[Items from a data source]
....
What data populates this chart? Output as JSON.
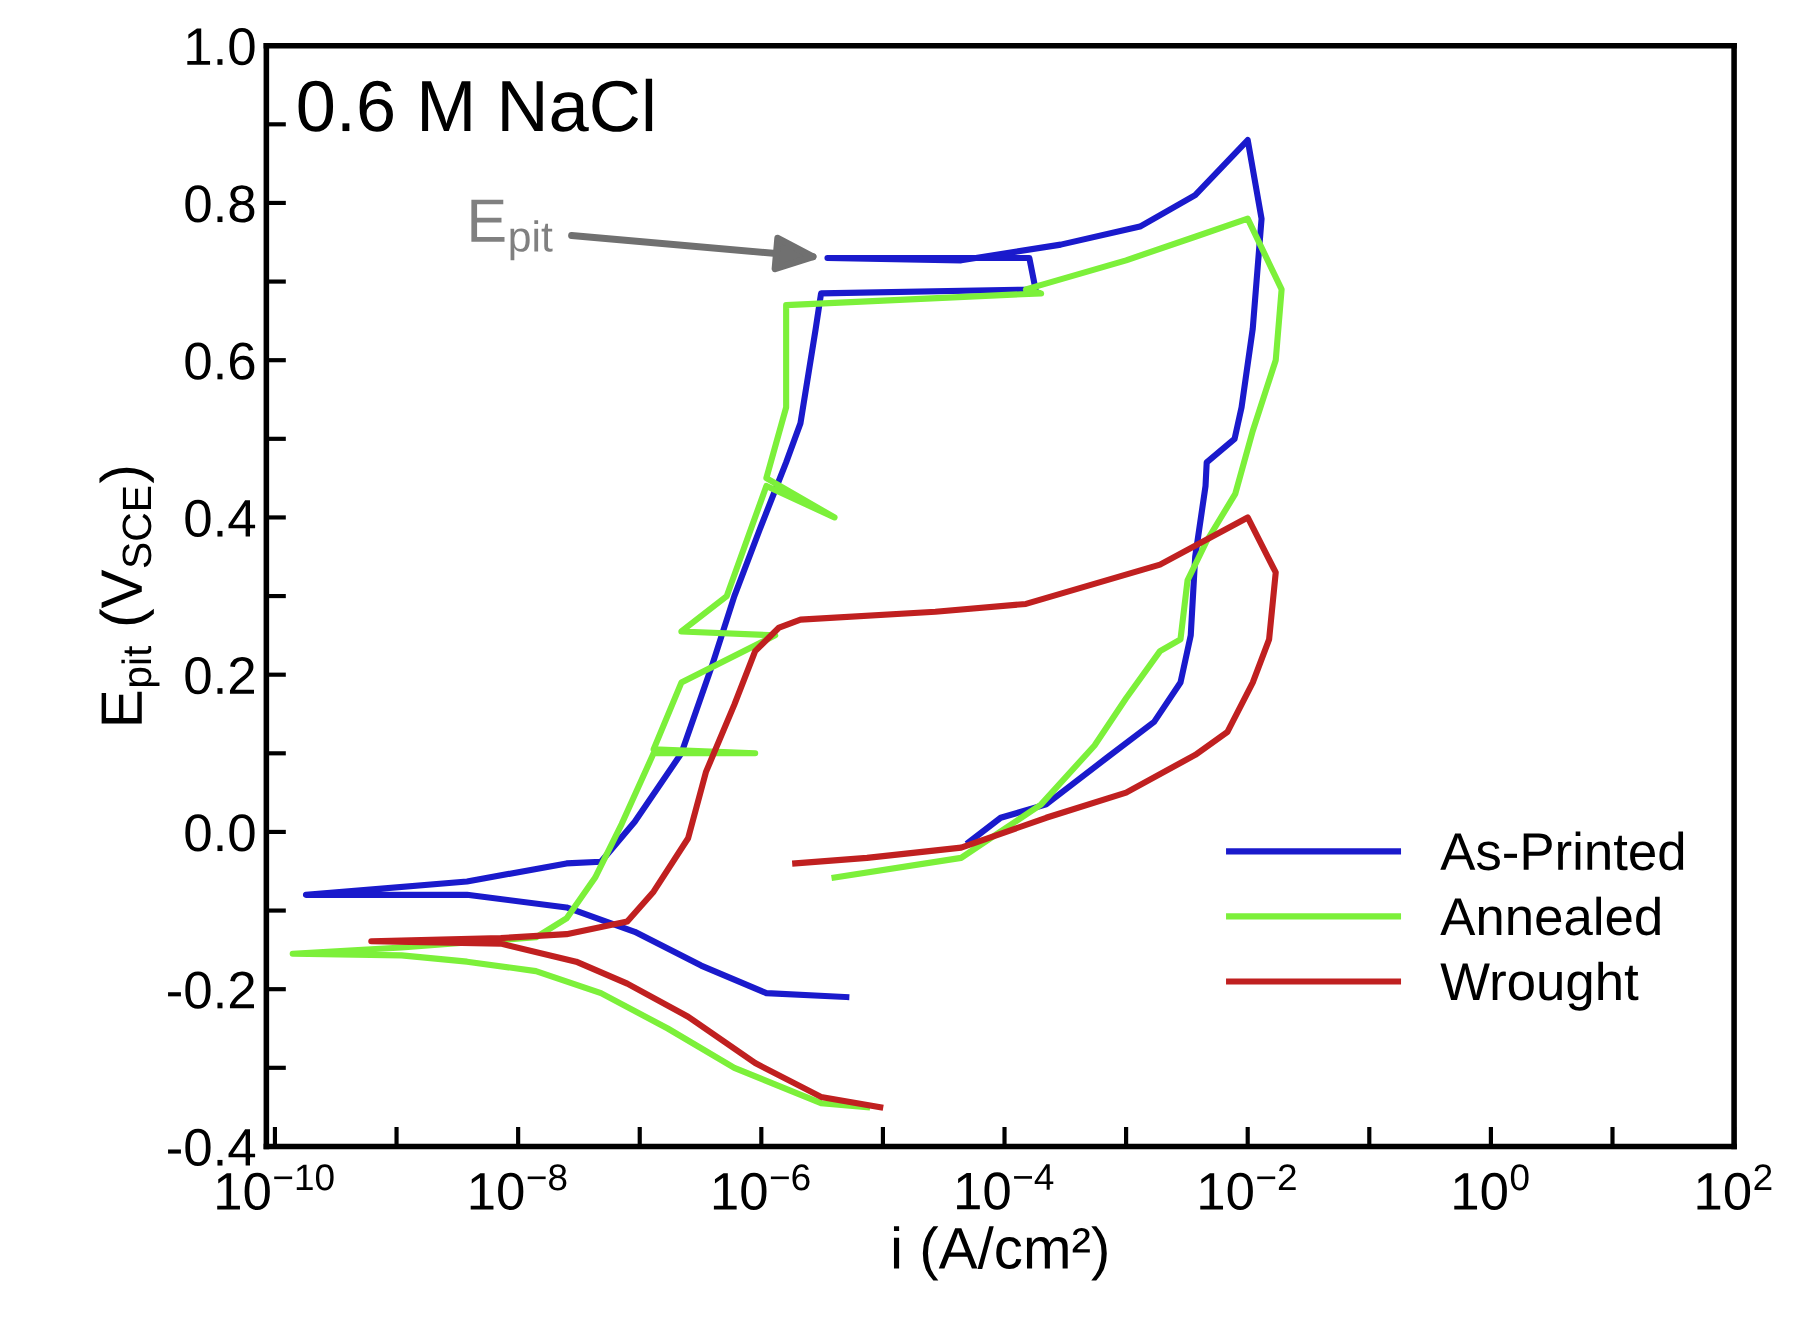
{
  "chart_data": {
    "type": "line",
    "xlabel": "i (A/cm²)",
    "ylabel": "E$_{pit}$ (V$_{SCE}$)",
    "log": "x",
    "xlim": [
      8.5e-11,
      100
    ],
    "ylim": [
      -0.4,
      1.0
    ],
    "xticks": [
      {
        "value": 1e-10,
        "label": "10$^{−10}$"
      },
      {
        "value": 1e-09,
        "label": null
      },
      {
        "value": 1e-08,
        "label": "10$^{−8}$"
      },
      {
        "value": 1e-07,
        "label": null
      },
      {
        "value": 1e-06,
        "label": "10$^{−6}$"
      },
      {
        "value": 1e-05,
        "label": null
      },
      {
        "value": 0.0001,
        "label": "10$^{−4}$"
      },
      {
        "value": 0.001,
        "label": null
      },
      {
        "value": 0.01,
        "label": "10$^{−2}$"
      },
      {
        "value": 0.1,
        "label": null
      },
      {
        "value": 1,
        "label": "10$^{0}$"
      },
      {
        "value": 10,
        "label": null
      },
      {
        "value": 100,
        "label": "10$^{2}$"
      }
    ],
    "yticks": [
      {
        "value": -0.4,
        "label": "-0.4"
      },
      {
        "value": -0.3,
        "label": null
      },
      {
        "value": -0.2,
        "label": "-0.2"
      },
      {
        "value": -0.1,
        "label": null
      },
      {
        "value": 0.0,
        "label": "0.0"
      },
      {
        "value": 0.1,
        "label": null
      },
      {
        "value": 0.2,
        "label": "0.2"
      },
      {
        "value": 0.3,
        "label": null
      },
      {
        "value": 0.4,
        "label": "0.4"
      },
      {
        "value": 0.5,
        "label": null
      },
      {
        "value": 0.6,
        "label": "0.6"
      },
      {
        "value": 0.7,
        "label": null
      },
      {
        "value": 0.8,
        "label": "0.8"
      },
      {
        "value": 0.9,
        "label": null
      },
      {
        "value": 1.0,
        "label": "1.0"
      }
    ],
    "grid": false,
    "legend": "bottom right",
    "marker": "none",
    "line_style": "solid",
    "annotations": [
      "0.6 M NaCl",
      {
        "text": "E$_{pit}$",
        "x": 3.5e-06,
        "y": 0.73
      }
    ],
    "series": [
      {
        "name": "As-Printed",
        "color": "#1a1acc",
        "x": [
          5e-06,
          1.1e-06,
          3.2e-07,
          9.1e-08,
          2.5e-08,
          3.8e-09,
          1.8e-10,
          3.8e-09,
          2.5e-08,
          4.8e-08,
          9.1e-08,
          2.2e-07,
          3.9e-07,
          6e-07,
          1e-06,
          1.6e-06,
          2.1e-06,
          2.8e-06,
          3.1e-06,
          0.00018,
          0.00016,
          3.5e-06,
          4.4e-05,
          0.00029,
          0.0013,
          0.0037,
          0.01,
          0.013,
          0.011,
          0.0089,
          0.0078,
          0.0046,
          0.0045,
          0.0037,
          0.0034,
          0.0028,
          0.0017,
          0.00069,
          0.00022,
          9.3e-05,
          5.1e-05
        ],
        "values": [
          -0.21,
          -0.205,
          -0.17,
          -0.127,
          -0.096,
          -0.08,
          -0.08,
          -0.063,
          -0.04,
          -0.038,
          0.013,
          0.1,
          0.21,
          0.3,
          0.39,
          0.47,
          0.52,
          0.64,
          0.685,
          0.69,
          0.73,
          0.73,
          0.727,
          0.747,
          0.77,
          0.81,
          0.88,
          0.78,
          0.64,
          0.54,
          0.5,
          0.47,
          0.44,
          0.35,
          0.25,
          0.19,
          0.14,
          0.094,
          0.035,
          0.018,
          -0.013
        ]
      },
      {
        "name": "Annealed",
        "color": "#7cf03a",
        "x": [
          7.4e-06,
          3.1e-06,
          6e-07,
          1.7e-07,
          4.8e-08,
          1.4e-08,
          3.8e-09,
          1.1e-09,
          1.4e-10,
          1.1e-09,
          1.4e-08,
          2.5e-08,
          4.3e-08,
          7.1e-08,
          1.3e-07,
          8.9e-07,
          1.3e-07,
          2.2e-07,
          1.3e-06,
          2.2e-07,
          5.2e-07,
          1.1e-06,
          4e-06,
          1.1e-06,
          1.6e-06,
          1.6e-06,
          0.0002,
          0.00015,
          0.001,
          0.0037,
          0.01,
          0.019,
          0.017,
          0.011,
          0.0079,
          0.0046,
          0.0032,
          0.0028,
          0.0019,
          0.001,
          0.00055,
          0.0002,
          4.4e-05,
          4e-06
        ],
        "values": [
          -0.35,
          -0.345,
          -0.3,
          -0.25,
          -0.205,
          -0.177,
          -0.165,
          -0.157,
          -0.155,
          -0.147,
          -0.134,
          -0.11,
          -0.058,
          0.01,
          0.1,
          0.1,
          0.105,
          0.19,
          0.25,
          0.255,
          0.3,
          0.44,
          0.4,
          0.45,
          0.54,
          0.67,
          0.685,
          0.69,
          0.727,
          0.757,
          0.78,
          0.69,
          0.6,
          0.51,
          0.43,
          0.37,
          0.32,
          0.245,
          0.23,
          0.17,
          0.11,
          0.035,
          -0.033,
          -0.058
        ]
      },
      {
        "name": "Wrought",
        "color": "#c02020",
        "x": [
          9.5e-06,
          3.1e-06,
          8.9e-07,
          2.5e-07,
          7.9e-08,
          3e-08,
          7.2e-09,
          6.2e-10,
          7.2e-09,
          2.5e-08,
          7.9e-08,
          1.3e-07,
          2.5e-07,
          3.5e-07,
          6e-07,
          8.9e-07,
          1.4e-06,
          2.1e-06,
          2.7e-05,
          0.00015,
          0.0019,
          0.01,
          0.017,
          0.015,
          0.011,
          0.0068,
          0.0037,
          0.001,
          0.00022,
          4.4e-05,
          7.4e-06,
          1.9e-06
        ],
        "values": [
          -0.35,
          -0.337,
          -0.294,
          -0.235,
          -0.193,
          -0.165,
          -0.142,
          -0.139,
          -0.135,
          -0.13,
          -0.114,
          -0.076,
          -0.008,
          0.076,
          0.162,
          0.23,
          0.26,
          0.27,
          0.28,
          0.29,
          0.34,
          0.4,
          0.33,
          0.245,
          0.19,
          0.127,
          0.098,
          0.05,
          0.018,
          -0.02,
          -0.033,
          -0.04
        ]
      }
    ]
  }
}
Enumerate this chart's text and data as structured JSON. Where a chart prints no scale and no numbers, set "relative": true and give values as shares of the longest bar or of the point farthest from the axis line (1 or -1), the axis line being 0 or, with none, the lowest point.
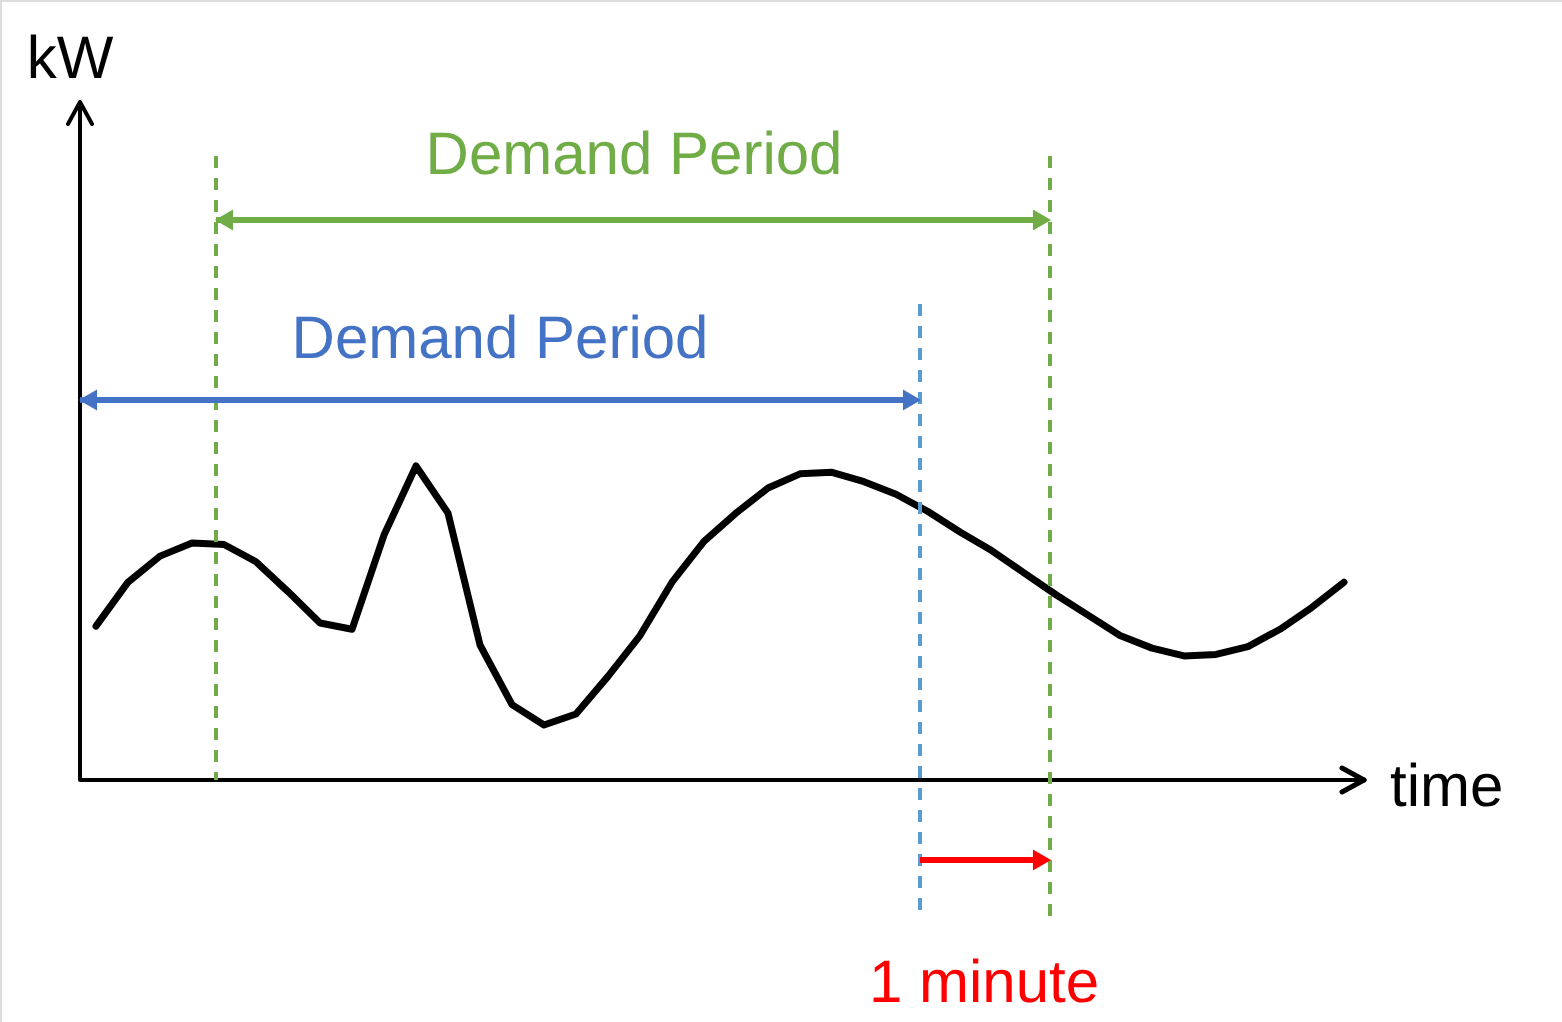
{
  "chart_data": {
    "type": "line",
    "relative": true,
    "xlabel": "time",
    "grid": false,
    "marker": "none",
    "line_style": "solid",
    "categories": [
      null,
      null,
      null,
      null,
      null,
      null,
      null,
      null,
      null,
      null,
      null,
      null,
      null,
      null,
      null,
      null,
      null,
      null,
      null,
      null,
      null,
      null,
      null,
      null,
      null,
      null,
      null,
      null,
      null,
      null,
      null,
      null,
      null,
      null,
      null,
      null,
      null,
      null,
      null,
      null
    ],
    "series": [
      {
        "color": "#000000",
        "values": [
          0.49,
          0.63,
          0.713,
          0.755,
          0.75,
          0.695,
          0.6,
          0.5,
          0.48,
          0.78,
          1.0,
          0.85,
          0.43,
          0.24,
          0.175,
          0.21,
          0.33,
          0.46,
          0.63,
          0.76,
          0.85,
          0.93,
          0.975,
          0.98,
          0.95,
          0.91,
          0.855,
          0.79,
          0.73,
          0.66,
          0.59,
          0.525,
          0.46,
          0.42,
          0.395,
          0.4,
          0.425,
          0.48,
          0.55,
          0.63
        ]
      }
    ],
    "annotations": [
      "kW",
      "Demand Period",
      "Demand Period",
      "1 minute"
    ]
  }
}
....
GIVEN REQUEST – Transcribe every entry word for word, but skip the pictures.

RESPONSE –
What data populates this chart? Output as JSON.
{
  "chart_data": {
    "type": "line",
    "xlabel": "i (A/cm²)",
    "ylabel": "E$_{pit}$ (V$_{SCE}$)",
    "log": "x",
    "xlim": [
      8.5e-11,
      100
    ],
    "ylim": [
      -0.4,
      1.0
    ],
    "xticks": [
      {
        "value": 1e-10,
        "label": "10$^{−10}$"
      },
      {
        "value": 1e-09,
        "label": null
      },
      {
        "value": 1e-08,
        "label": "10$^{−8}$"
      },
      {
        "value": 1e-07,
        "label": null
      },
      {
        "value": 1e-06,
        "label": "10$^{−6}$"
      },
      {
        "value": 1e-05,
        "label": null
      },
      {
        "value": 0.0001,
        "label": "10$^{−4}$"
      },
      {
        "value": 0.001,
        "label": null
      },
      {
        "value": 0.01,
        "label": "10$^{−2}$"
      },
      {
        "value": 0.1,
        "label": null
      },
      {
        "value": 1,
        "label": "10$^{0}$"
      },
      {
        "value": 10,
        "label": null
      },
      {
        "value": 100,
        "label": "10$^{2}$"
      }
    ],
    "yticks": [
      {
        "value": -0.4,
        "label": "-0.4"
      },
      {
        "value": -0.3,
        "label": null
      },
      {
        "value": -0.2,
        "label": "-0.2"
      },
      {
        "value": -0.1,
        "label": null
      },
      {
        "value": 0.0,
        "label": "0.0"
      },
      {
        "value": 0.1,
        "label": null
      },
      {
        "value": 0.2,
        "label": "0.2"
      },
      {
        "value": 0.3,
        "label": null
      },
      {
        "value": 0.4,
        "label": "0.4"
      },
      {
        "value": 0.5,
        "label": null
      },
      {
        "value": 0.6,
        "label": "0.6"
      },
      {
        "value": 0.7,
        "label": null
      },
      {
        "value": 0.8,
        "label": "0.8"
      },
      {
        "value": 0.9,
        "label": null
      },
      {
        "value": 1.0,
        "label": "1.0"
      }
    ],
    "grid": false,
    "legend": "bottom right",
    "marker": "none",
    "line_style": "solid",
    "annotations": [
      "0.6 M NaCl",
      {
        "text": "E$_{pit}$",
        "x": 3.5e-06,
        "y": 0.73
      }
    ],
    "series": [
      {
        "name": "As-Printed",
        "color": "#1a1acc",
        "x": [
          5e-06,
          1.1e-06,
          3.2e-07,
          9.1e-08,
          2.5e-08,
          3.8e-09,
          1.8e-10,
          3.8e-09,
          2.5e-08,
          4.8e-08,
          9.1e-08,
          2.2e-07,
          3.9e-07,
          6e-07,
          1e-06,
          1.6e-06,
          2.1e-06,
          2.8e-06,
          3.1e-06,
          0.00018,
          0.00016,
          3.5e-06,
          4.4e-05,
          0.00029,
          0.0013,
          0.0037,
          0.01,
          0.013,
          0.011,
          0.0089,
          0.0078,
          0.0046,
          0.0045,
          0.0037,
          0.0034,
          0.0028,
          0.0017,
          0.00069,
          0.00022,
          9.3e-05,
          5.1e-05
        ],
        "values": [
          -0.21,
          -0.205,
          -0.17,
          -0.127,
          -0.096,
          -0.08,
          -0.08,
          -0.063,
          -0.04,
          -0.038,
          0.013,
          0.1,
          0.21,
          0.3,
          0.39,
          0.47,
          0.52,
          0.64,
          0.685,
          0.69,
          0.73,
          0.73,
          0.727,
          0.747,
          0.77,
          0.81,
          0.88,
          0.78,
          0.64,
          0.54,
          0.5,
          0.47,
          0.44,
          0.35,
          0.25,
          0.19,
          0.14,
          0.094,
          0.035,
          0.018,
          -0.013
        ]
      },
      {
        "name": "Annealed",
        "color": "#7cf03a",
        "x": [
          7.4e-06,
          3.1e-06,
          6e-07,
          1.7e-07,
          4.8e-08,
          1.4e-08,
          3.8e-09,
          1.1e-09,
          1.4e-10,
          1.1e-09,
          1.4e-08,
          2.5e-08,
          4.3e-08,
          7.1e-08,
          1.3e-07,
          8.9e-07,
          1.3e-07,
          2.2e-07,
          1.3e-06,
          2.2e-07,
          5.2e-07,
          1.1e-06,
          4e-06,
          1.1e-06,
          1.6e-06,
          1.6e-06,
          0.0002,
          0.00015,
          0.001,
          0.0037,
          0.01,
          0.019,
          0.017,
          0.011,
          0.0079,
          0.0046,
          0.0032,
          0.0028,
          0.0019,
          0.001,
          0.00055,
          0.0002,
          4.4e-05,
          4e-06
        ],
        "values": [
          -0.35,
          -0.345,
          -0.3,
          -0.25,
          -0.205,
          -0.177,
          -0.165,
          -0.157,
          -0.155,
          -0.147,
          -0.134,
          -0.11,
          -0.058,
          0.01,
          0.1,
          0.1,
          0.105,
          0.19,
          0.25,
          0.255,
          0.3,
          0.44,
          0.4,
          0.45,
          0.54,
          0.67,
          0.685,
          0.69,
          0.727,
          0.757,
          0.78,
          0.69,
          0.6,
          0.51,
          0.43,
          0.37,
          0.32,
          0.245,
          0.23,
          0.17,
          0.11,
          0.035,
          -0.033,
          -0.058
        ]
      },
      {
        "name": "Wrought",
        "color": "#c02020",
        "x": [
          9.5e-06,
          3.1e-06,
          8.9e-07,
          2.5e-07,
          7.9e-08,
          3e-08,
          7.2e-09,
          6.2e-10,
          7.2e-09,
          2.5e-08,
          7.9e-08,
          1.3e-07,
          2.5e-07,
          3.5e-07,
          6e-07,
          8.9e-07,
          1.4e-06,
          2.1e-06,
          2.7e-05,
          0.00015,
          0.0019,
          0.01,
          0.017,
          0.015,
          0.011,
          0.0068,
          0.0037,
          0.001,
          0.00022,
          4.4e-05,
          7.4e-06,
          1.9e-06
        ],
        "values": [
          -0.35,
          -0.337,
          -0.294,
          -0.235,
          -0.193,
          -0.165,
          -0.142,
          -0.139,
          -0.135,
          -0.13,
          -0.114,
          -0.076,
          -0.008,
          0.076,
          0.162,
          0.23,
          0.26,
          0.27,
          0.28,
          0.29,
          0.34,
          0.4,
          0.33,
          0.245,
          0.19,
          0.127,
          0.098,
          0.05,
          0.018,
          -0.02,
          -0.033,
          -0.04
        ]
      }
    ]
  }
}
Enumerate this chart's text and data as structured JSON. Where a chart prints no scale and no numbers, set "relative": true and give values as shares of the longest bar or of the point farthest from the axis line (1 or -1), the axis line being 0 or, with none, the lowest point.
{
  "chart_data": {
    "type": "line",
    "relative": true,
    "xlabel": "time",
    "grid": false,
    "marker": "none",
    "line_style": "solid",
    "categories": [
      null,
      null,
      null,
      null,
      null,
      null,
      null,
      null,
      null,
      null,
      null,
      null,
      null,
      null,
      null,
      null,
      null,
      null,
      null,
      null,
      null,
      null,
      null,
      null,
      null,
      null,
      null,
      null,
      null,
      null,
      null,
      null,
      null,
      null,
      null,
      null,
      null,
      null,
      null,
      null
    ],
    "series": [
      {
        "color": "#000000",
        "values": [
          0.49,
          0.63,
          0.713,
          0.755,
          0.75,
          0.695,
          0.6,
          0.5,
          0.48,
          0.78,
          1.0,
          0.85,
          0.43,
          0.24,
          0.175,
          0.21,
          0.33,
          0.46,
          0.63,
          0.76,
          0.85,
          0.93,
          0.975,
          0.98,
          0.95,
          0.91,
          0.855,
          0.79,
          0.73,
          0.66,
          0.59,
          0.525,
          0.46,
          0.42,
          0.395,
          0.4,
          0.425,
          0.48,
          0.55,
          0.63
        ]
      }
    ],
    "annotations": [
      "kW",
      "Demand Period",
      "Demand Period",
      "1 minute"
    ]
  }
}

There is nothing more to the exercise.